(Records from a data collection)
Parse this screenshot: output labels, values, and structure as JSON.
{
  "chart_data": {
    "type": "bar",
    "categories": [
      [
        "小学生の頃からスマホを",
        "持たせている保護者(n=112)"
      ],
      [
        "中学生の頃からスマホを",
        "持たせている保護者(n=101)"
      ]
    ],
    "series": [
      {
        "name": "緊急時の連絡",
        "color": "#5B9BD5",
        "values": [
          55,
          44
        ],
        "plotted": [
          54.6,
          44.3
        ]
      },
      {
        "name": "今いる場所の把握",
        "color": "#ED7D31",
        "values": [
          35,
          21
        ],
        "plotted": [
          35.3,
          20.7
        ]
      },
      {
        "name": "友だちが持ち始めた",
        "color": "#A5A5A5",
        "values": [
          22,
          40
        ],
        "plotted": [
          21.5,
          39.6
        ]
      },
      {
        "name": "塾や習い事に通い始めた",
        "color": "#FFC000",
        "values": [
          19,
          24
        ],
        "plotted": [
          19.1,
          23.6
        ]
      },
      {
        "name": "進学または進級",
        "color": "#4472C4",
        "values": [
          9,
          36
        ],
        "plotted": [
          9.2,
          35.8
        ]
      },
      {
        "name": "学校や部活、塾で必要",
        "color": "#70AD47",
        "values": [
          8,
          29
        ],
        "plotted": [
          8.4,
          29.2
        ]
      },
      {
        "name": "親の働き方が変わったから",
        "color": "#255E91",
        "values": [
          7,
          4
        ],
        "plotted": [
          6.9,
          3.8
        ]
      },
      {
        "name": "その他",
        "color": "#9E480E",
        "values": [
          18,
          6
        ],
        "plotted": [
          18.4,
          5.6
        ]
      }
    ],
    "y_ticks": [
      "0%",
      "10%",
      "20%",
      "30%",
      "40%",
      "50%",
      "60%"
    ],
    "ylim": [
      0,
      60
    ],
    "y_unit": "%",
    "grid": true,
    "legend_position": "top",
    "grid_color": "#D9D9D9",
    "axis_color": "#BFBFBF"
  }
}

### What you are asked to do
Read the data above. Pull out each line in which the string "name" appears.

### Exercise result
        "name": "緊急時の連絡",
        "name": "今いる場所の把握",
        "name": "友だちが持ち始めた",
        "name": "塾や習い事に通い始めた",
        "name": "進学または進級",
        "name": "学校や部活、塾で必要",
        "name": "親の働き方が変わったから",
        "name": "その他",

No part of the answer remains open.